Your task:
Leaving out the pictures, transcribe all of the records faithfully.

==== Records supplied

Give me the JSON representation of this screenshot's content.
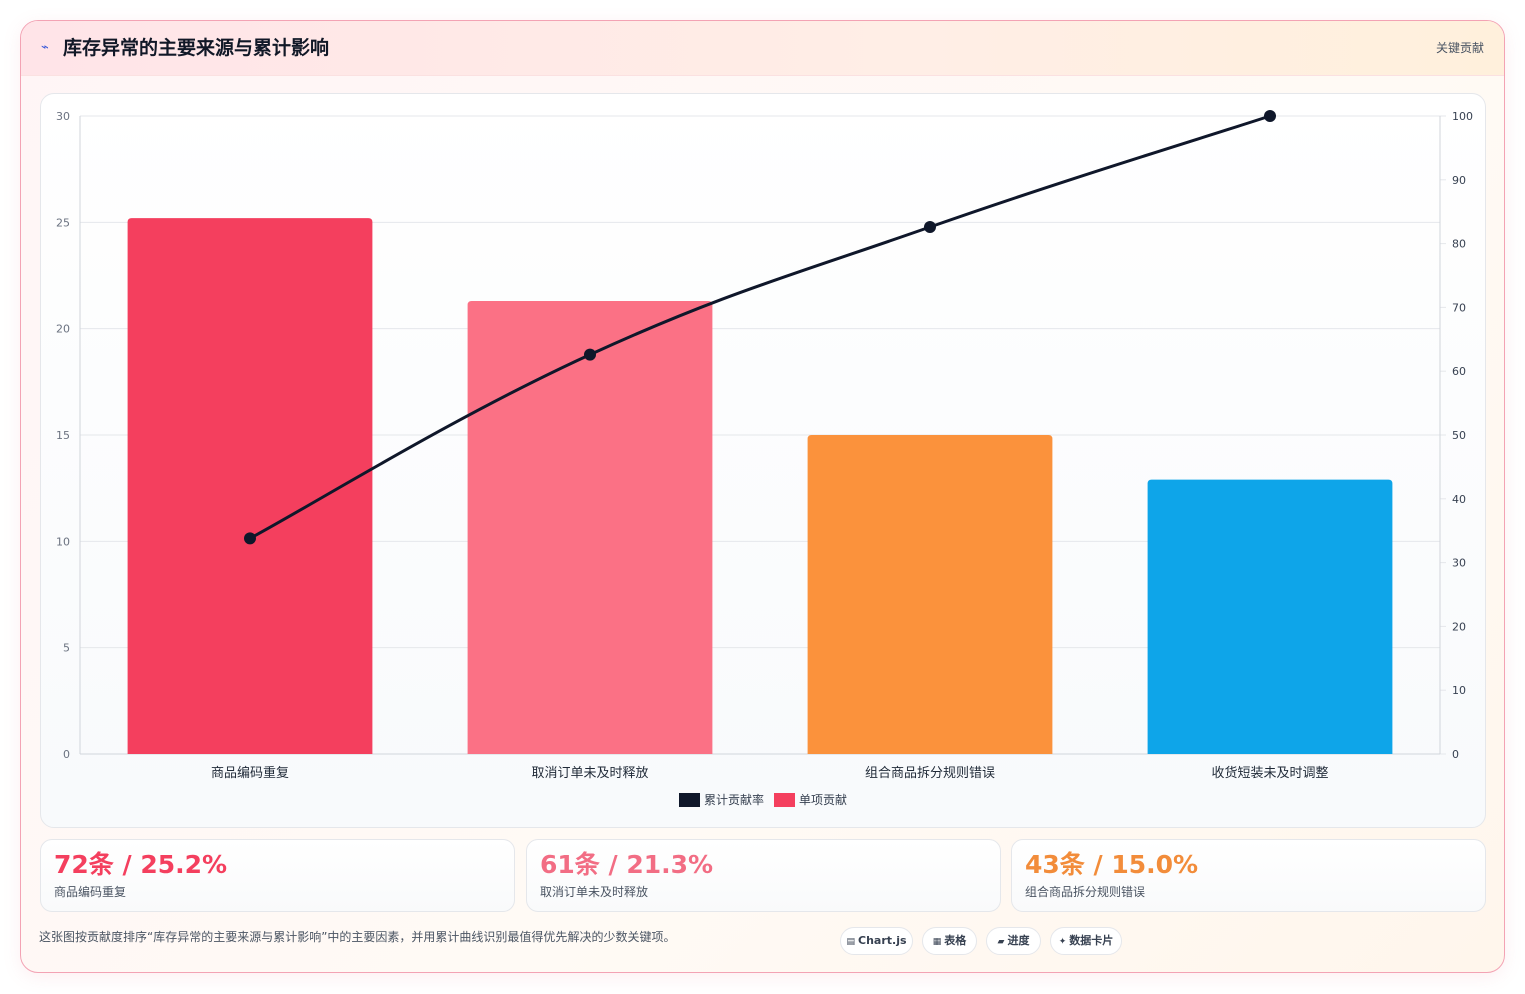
{
  "header": {
    "title": "库存异常的主要来源与累计影响",
    "badge": "关键贡献",
    "icon": "trend-icon"
  },
  "chart_data": {
    "type": "bar",
    "categories": [
      "商品编码重复",
      "取消订单未及时释放",
      "组合商品拆分规则错误",
      "收货短装未及时调整"
    ],
    "series": [
      {
        "name": "单项贡献",
        "type": "bar",
        "axis": "left",
        "values": [
          25.2,
          21.3,
          15.0,
          12.9
        ],
        "colors": [
          "#f43f5e",
          "#fb7185",
          "#fb923c",
          "#0ea5e9"
        ]
      },
      {
        "name": "累计贡献率",
        "type": "line",
        "axis": "right",
        "values": [
          33.8,
          62.6,
          82.6,
          100
        ],
        "color": "#0f172a"
      }
    ],
    "y_left": {
      "min": 0,
      "max": 30,
      "ticks": [
        "0",
        "5",
        "10",
        "15",
        "20",
        "25",
        "30"
      ]
    },
    "y_right": {
      "min": 0,
      "max": 100,
      "ticks": [
        "0",
        "10",
        "20",
        "30",
        "40",
        "50",
        "60",
        "70",
        "80",
        "90",
        "100"
      ]
    },
    "legend": [
      {
        "label": "累计贡献率",
        "color": "#0f172a"
      },
      {
        "label": "单项贡献",
        "color": "#f43f5e"
      }
    ],
    "legend_position": "bottom",
    "grid": true
  },
  "stats": [
    {
      "value": "72条 / 25.2%",
      "label": "商品编码重复",
      "color": "#f43f5e"
    },
    {
      "value": "61条 / 21.3%",
      "label": "取消订单未及时释放",
      "color": "#f26d84"
    },
    {
      "value": "43条 / 15.0%",
      "label": "组合商品拆分规则错误",
      "color": "#f28c3a"
    }
  ],
  "footer": {
    "text": "这张图按贡献度排序“库存异常的主要来源与累计影响”中的主要因素，并用累计曲线识别最值得优先解决的少数关键项。",
    "chips": [
      {
        "icon": "chart-icon",
        "label": "Chart.js"
      },
      {
        "icon": "table-icon",
        "label": "表格"
      },
      {
        "icon": "progress-icon",
        "label": "进度"
      },
      {
        "icon": "card-icon",
        "label": "数据卡片"
      }
    ]
  }
}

========

Full answer:
Give me the JSON representation of this screenshot's content.
{
  "header": {
    "title": "库存异常的主要来源与累计影响",
    "badge": "关键贡献",
    "icon": "trend-icon"
  },
  "chart_data": {
    "type": "bar",
    "categories": [
      "商品编码重复",
      "取消订单未及时释放",
      "组合商品拆分规则错误",
      "收货短装未及时调整"
    ],
    "series": [
      {
        "name": "单项贡献",
        "type": "bar",
        "axis": "left",
        "values": [
          25.2,
          21.3,
          15.0,
          12.9
        ],
        "colors": [
          "#f43f5e",
          "#fb7185",
          "#fb923c",
          "#0ea5e9"
        ]
      },
      {
        "name": "累计贡献率",
        "type": "line",
        "axis": "right",
        "values": [
          33.8,
          62.6,
          82.6,
          100
        ],
        "color": "#0f172a"
      }
    ],
    "y_left": {
      "min": 0,
      "max": 30,
      "ticks": [
        "0",
        "5",
        "10",
        "15",
        "20",
        "25",
        "30"
      ]
    },
    "y_right": {
      "min": 0,
      "max": 100,
      "ticks": [
        "0",
        "10",
        "20",
        "30",
        "40",
        "50",
        "60",
        "70",
        "80",
        "90",
        "100"
      ]
    },
    "legend": [
      {
        "label": "累计贡献率",
        "color": "#0f172a"
      },
      {
        "label": "单项贡献",
        "color": "#f43f5e"
      }
    ],
    "legend_position": "bottom",
    "grid": true
  },
  "stats": [
    {
      "value": "72条 / 25.2%",
      "label": "商品编码重复",
      "color": "#f43f5e"
    },
    {
      "value": "61条 / 21.3%",
      "label": "取消订单未及时释放",
      "color": "#f26d84"
    },
    {
      "value": "43条 / 15.0%",
      "label": "组合商品拆分规则错误",
      "color": "#f28c3a"
    }
  ],
  "footer": {
    "text": "这张图按贡献度排序“库存异常的主要来源与累计影响”中的主要因素，并用累计曲线识别最值得优先解决的少数关键项。",
    "chips": [
      {
        "icon": "chart-icon",
        "label": "Chart.js"
      },
      {
        "icon": "table-icon",
        "label": "表格"
      },
      {
        "icon": "progress-icon",
        "label": "进度"
      },
      {
        "icon": "card-icon",
        "label": "数据卡片"
      }
    ]
  }
}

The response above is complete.